- **What the exercise asks**
Scan the lines below; pull out those with "Registered".

-- Start --

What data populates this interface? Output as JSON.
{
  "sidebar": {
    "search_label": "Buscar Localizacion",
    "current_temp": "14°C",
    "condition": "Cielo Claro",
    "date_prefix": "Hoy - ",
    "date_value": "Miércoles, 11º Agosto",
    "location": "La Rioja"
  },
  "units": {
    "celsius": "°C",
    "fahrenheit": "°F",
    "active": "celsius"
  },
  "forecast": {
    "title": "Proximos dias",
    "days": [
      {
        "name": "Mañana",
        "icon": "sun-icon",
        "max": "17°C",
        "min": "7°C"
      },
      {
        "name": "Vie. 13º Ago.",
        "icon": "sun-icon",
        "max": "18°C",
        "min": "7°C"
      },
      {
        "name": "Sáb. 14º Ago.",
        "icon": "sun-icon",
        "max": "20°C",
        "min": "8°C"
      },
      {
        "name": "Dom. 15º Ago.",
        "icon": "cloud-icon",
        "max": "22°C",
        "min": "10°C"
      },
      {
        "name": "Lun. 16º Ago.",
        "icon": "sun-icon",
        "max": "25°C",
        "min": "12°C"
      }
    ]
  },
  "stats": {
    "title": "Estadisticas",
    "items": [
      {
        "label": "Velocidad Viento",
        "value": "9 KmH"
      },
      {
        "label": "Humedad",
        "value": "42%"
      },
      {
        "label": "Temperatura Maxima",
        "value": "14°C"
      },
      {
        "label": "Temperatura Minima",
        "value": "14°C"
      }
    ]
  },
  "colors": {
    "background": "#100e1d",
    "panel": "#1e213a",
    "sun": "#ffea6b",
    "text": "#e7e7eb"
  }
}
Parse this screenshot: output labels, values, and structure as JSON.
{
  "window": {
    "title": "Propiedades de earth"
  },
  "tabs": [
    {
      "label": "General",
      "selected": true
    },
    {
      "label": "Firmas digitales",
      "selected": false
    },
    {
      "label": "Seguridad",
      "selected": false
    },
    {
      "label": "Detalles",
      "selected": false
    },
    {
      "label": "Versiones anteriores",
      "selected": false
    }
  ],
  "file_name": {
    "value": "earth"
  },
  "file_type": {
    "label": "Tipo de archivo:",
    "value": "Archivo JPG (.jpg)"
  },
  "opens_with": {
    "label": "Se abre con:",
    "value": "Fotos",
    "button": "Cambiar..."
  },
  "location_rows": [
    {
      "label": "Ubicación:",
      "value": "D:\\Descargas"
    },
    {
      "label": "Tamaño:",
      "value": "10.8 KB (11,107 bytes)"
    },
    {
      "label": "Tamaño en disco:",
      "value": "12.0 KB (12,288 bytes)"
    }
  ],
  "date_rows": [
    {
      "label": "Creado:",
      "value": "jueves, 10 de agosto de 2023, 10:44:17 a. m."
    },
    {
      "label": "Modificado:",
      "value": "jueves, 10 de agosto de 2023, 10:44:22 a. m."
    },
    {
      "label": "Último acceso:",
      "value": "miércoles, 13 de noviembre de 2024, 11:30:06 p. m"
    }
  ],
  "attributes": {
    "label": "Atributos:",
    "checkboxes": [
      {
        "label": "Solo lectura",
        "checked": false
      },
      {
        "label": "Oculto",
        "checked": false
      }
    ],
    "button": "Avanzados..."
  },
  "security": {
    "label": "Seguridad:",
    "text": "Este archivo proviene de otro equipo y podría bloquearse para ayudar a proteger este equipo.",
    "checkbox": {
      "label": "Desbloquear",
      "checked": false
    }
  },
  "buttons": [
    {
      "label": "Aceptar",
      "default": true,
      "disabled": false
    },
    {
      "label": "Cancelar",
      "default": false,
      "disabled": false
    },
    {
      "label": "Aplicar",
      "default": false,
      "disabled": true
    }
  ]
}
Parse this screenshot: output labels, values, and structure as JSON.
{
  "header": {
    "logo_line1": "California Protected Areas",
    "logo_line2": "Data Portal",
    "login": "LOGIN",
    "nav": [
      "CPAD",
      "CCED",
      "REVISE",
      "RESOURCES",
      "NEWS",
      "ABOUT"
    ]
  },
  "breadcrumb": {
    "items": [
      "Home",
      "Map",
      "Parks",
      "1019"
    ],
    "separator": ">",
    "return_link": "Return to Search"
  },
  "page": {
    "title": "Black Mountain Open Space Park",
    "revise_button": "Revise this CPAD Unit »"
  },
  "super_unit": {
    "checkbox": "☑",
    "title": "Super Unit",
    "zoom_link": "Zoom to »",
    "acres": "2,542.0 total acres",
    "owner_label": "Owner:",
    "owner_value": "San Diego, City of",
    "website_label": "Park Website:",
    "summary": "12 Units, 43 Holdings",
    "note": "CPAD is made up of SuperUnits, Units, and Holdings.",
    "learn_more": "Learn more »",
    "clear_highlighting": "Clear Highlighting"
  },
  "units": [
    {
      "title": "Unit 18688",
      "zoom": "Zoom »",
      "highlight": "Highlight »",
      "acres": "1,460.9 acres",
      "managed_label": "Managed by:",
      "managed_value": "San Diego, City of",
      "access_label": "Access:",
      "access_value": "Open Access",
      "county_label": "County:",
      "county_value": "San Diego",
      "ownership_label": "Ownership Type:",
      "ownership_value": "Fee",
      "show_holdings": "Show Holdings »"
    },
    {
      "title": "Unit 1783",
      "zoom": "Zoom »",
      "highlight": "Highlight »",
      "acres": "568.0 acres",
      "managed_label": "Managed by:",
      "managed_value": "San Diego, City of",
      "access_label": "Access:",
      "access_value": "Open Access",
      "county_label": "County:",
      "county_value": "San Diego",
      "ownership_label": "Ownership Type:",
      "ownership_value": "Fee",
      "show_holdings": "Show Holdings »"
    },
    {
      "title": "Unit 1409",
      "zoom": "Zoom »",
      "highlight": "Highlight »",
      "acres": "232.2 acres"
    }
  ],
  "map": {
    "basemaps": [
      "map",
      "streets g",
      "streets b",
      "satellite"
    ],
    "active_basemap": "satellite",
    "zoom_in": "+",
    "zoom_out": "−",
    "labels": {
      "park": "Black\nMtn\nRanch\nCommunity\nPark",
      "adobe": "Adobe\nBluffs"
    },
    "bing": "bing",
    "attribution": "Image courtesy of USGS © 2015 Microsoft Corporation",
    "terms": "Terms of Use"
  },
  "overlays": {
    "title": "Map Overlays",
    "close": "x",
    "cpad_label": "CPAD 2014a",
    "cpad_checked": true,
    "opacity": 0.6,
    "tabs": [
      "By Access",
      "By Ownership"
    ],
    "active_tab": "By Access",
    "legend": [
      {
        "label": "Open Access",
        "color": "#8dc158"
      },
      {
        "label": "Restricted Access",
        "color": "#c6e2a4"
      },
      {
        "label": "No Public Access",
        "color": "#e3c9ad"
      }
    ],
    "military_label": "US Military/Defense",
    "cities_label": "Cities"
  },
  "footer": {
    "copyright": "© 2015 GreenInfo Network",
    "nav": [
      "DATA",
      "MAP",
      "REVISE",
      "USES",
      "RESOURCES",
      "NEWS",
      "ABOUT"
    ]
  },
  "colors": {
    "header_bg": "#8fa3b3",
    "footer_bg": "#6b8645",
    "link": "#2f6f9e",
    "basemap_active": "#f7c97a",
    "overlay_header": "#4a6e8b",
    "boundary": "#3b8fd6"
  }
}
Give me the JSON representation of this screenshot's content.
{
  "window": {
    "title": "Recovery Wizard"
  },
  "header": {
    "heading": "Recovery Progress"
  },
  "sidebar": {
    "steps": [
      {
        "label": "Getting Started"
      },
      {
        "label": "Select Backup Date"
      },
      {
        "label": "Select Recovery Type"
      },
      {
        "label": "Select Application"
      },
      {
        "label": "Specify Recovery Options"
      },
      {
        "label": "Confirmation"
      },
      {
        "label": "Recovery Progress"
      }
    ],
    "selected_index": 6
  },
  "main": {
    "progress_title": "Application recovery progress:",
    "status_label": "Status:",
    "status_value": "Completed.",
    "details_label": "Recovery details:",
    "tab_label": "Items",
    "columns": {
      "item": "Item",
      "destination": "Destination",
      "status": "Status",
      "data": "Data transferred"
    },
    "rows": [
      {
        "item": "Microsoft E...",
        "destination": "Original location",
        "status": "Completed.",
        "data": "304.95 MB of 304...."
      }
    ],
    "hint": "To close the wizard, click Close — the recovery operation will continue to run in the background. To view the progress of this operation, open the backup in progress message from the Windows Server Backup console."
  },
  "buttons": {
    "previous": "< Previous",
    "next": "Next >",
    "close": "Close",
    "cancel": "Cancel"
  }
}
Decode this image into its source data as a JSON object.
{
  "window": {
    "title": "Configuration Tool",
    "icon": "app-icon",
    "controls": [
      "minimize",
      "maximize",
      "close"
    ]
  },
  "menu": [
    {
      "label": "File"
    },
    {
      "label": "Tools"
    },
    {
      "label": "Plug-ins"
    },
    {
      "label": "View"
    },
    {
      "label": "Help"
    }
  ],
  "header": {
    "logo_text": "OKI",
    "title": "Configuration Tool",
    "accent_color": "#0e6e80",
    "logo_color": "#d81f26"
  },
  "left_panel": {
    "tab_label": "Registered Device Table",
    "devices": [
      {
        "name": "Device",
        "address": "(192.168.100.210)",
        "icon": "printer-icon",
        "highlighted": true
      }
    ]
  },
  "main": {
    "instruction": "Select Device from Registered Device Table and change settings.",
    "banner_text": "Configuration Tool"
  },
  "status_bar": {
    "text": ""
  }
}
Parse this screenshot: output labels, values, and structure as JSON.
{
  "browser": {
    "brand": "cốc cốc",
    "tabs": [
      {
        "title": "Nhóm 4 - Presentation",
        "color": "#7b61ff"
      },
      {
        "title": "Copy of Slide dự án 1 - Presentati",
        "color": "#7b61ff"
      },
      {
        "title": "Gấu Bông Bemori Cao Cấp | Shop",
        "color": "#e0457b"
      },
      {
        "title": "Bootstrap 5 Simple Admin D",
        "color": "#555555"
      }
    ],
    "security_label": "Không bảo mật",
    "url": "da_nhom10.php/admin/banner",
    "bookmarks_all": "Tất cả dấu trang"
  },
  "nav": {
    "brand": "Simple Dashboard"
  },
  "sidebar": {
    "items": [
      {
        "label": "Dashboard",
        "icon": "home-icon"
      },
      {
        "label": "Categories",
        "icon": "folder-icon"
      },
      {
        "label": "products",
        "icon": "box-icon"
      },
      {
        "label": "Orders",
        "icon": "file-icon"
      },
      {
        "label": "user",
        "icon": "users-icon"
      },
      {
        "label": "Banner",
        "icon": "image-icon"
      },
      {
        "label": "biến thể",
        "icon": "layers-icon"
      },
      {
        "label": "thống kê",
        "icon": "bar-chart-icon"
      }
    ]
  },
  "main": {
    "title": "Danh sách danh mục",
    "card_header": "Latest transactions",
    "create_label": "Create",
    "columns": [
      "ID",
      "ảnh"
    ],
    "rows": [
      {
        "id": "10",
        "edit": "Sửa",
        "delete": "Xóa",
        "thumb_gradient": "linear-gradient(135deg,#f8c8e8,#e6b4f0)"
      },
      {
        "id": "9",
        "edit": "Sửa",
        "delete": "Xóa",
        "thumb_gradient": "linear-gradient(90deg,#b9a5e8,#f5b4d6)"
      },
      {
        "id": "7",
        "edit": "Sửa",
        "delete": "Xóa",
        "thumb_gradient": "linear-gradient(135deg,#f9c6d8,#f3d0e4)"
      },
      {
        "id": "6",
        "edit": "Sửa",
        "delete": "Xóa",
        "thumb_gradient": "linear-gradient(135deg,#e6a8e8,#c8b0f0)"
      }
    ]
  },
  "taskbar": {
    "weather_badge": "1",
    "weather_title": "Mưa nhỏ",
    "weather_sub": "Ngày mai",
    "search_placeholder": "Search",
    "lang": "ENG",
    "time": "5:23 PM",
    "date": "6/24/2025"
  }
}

-- End --

- **Full output**
    "tab_label": "Registered Device Table",
    "instruction": "Select Device from Registered Device Table and change settings.",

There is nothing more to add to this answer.